━━━━━ Data supplied

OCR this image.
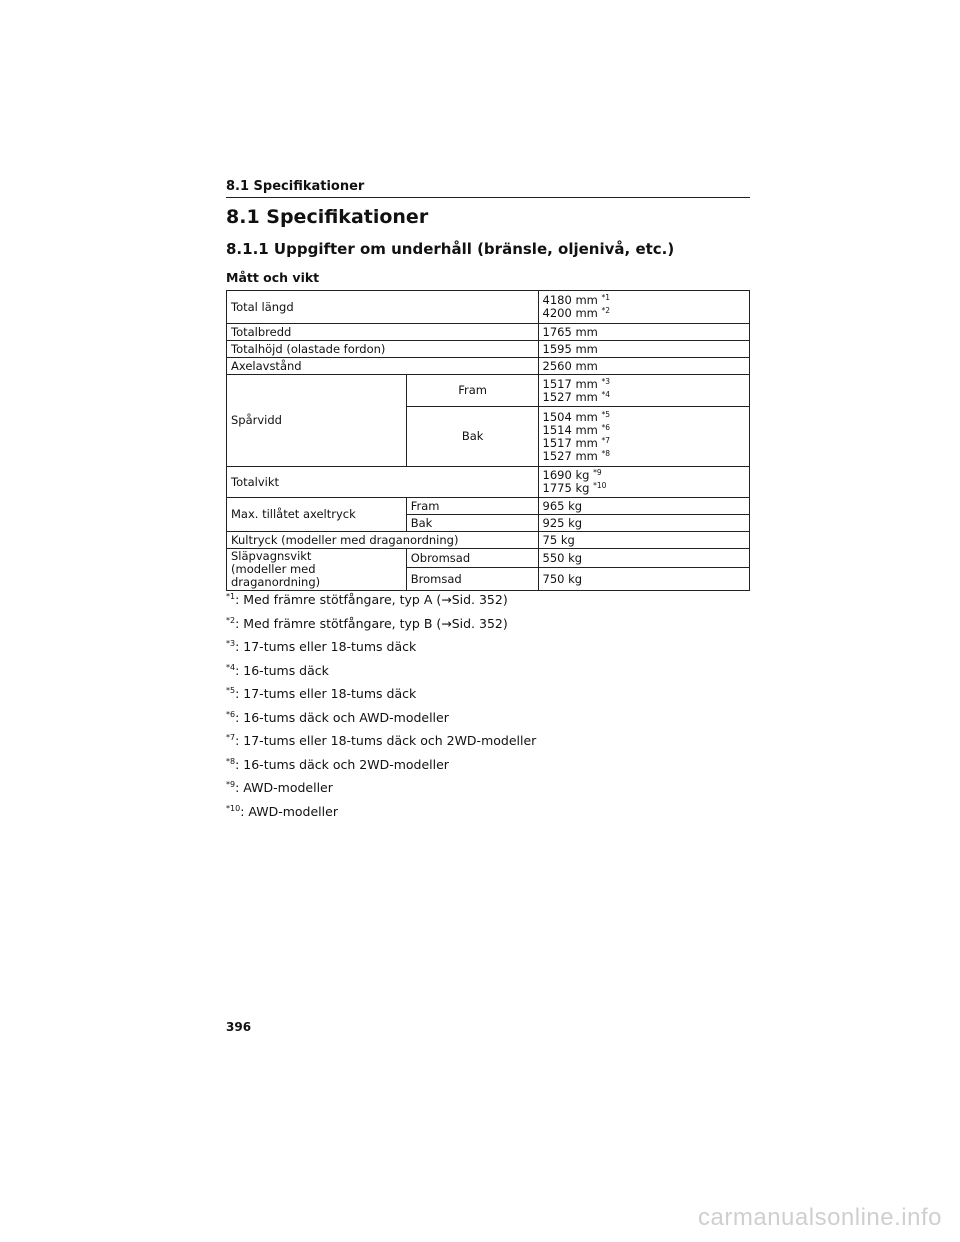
8.1 Specifikationer
8.1 Specifikationer
8.1.1 Uppgifter om underhåll (bränsle, oljenivå, etc.)
Mått och vikt
Total längd		4180 mm $^{*1}$
4200 mm $^{*2}$
Totalbredd		1765 mm
Totalhöjd (olastade fordon)		1595 mm
Axelavstånd		2560 mm
Spårvidd	Fram	1517 mm $^{*3}$
1527 mm $^{*4}$
	Bak	1504 mm $^{*5}$
1514 mm $^{*6}$
1517 mm $^{*7}$
1527 mm $^{*8}$
Totalvikt		1690 kg $^{*9}$
1775 kg $^{*10}$
Max. tillåtet axeltryck	Fram	965 kg
	Bak	925 kg
Kultryck (modeller med draganordning)		75 kg
Släpvagnsvikt
(modeller med draganordning)	Obromsad	550 kg
	Bromsad	750 kg
$^{*1}$: Med främre stötfångare, typ A (→Sid. 352)
$^{*2}$: Med främre stötfångare, typ B (→Sid. 352)
$^{*3}$: 17-tums eller 18-tums däck
$^{*4}$: 16-tums däck
$^{*5}$: 17-tums eller 18-tums däck
$^{*6}$: 16-tums däck och AWD-modeller
$^{*7}$: 17-tums eller 18-tums däck och 2WD-modeller
$^{*8}$: 16-tums däck och 2WD-modeller
$^{*9}$: AWD-modeller
$^{*10}$: AWD-modeller
396
carmanualsonline.info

━━━━━━━━━━

= Brief =
Your copy of the data should match it exactly, except that pictures are left out.

= Reply to the task =
OCR this image.
8.1 Specifikationer
8.1 Specifikationer
8.1.1 Uppgifter om underhåll (bränsle, oljenivå, etc.)
Mått och vikt
Total längd		4180 mm $^{*1}$
4200 mm $^{*2}$
Totalbredd		1765 mm
Totalhöjd (olastade fordon)		1595 mm
Axelavstånd		2560 mm
Spårvidd	Fram	1517 mm $^{*3}$
1527 mm $^{*4}$
	Bak	1504 mm $^{*5}$
1514 mm $^{*6}$
1517 mm $^{*7}$
1527 mm $^{*8}$
Totalvikt		1690 kg $^{*9}$
1775 kg $^{*10}$
Max. tillåtet axeltryck	Fram	965 kg
	Bak	925 kg
Kultryck (modeller med draganordning)		75 kg
Släpvagnsvikt
(modeller med draganordning)	Obromsad	550 kg
	Bromsad	750 kg
$^{*1}$: Med främre stötfångare, typ A (→Sid. 352)
$^{*2}$: Med främre stötfångare, typ B (→Sid. 352)
$^{*3}$: 17-tums eller 18-tums däck
$^{*4}$: 16-tums däck
$^{*5}$: 17-tums eller 18-tums däck
$^{*6}$: 16-tums däck och AWD-modeller
$^{*7}$: 17-tums eller 18-tums däck och 2WD-modeller
$^{*8}$: 16-tums däck och 2WD-modeller
$^{*9}$: AWD-modeller
$^{*10}$: AWD-modeller
396
carmanualsonline.info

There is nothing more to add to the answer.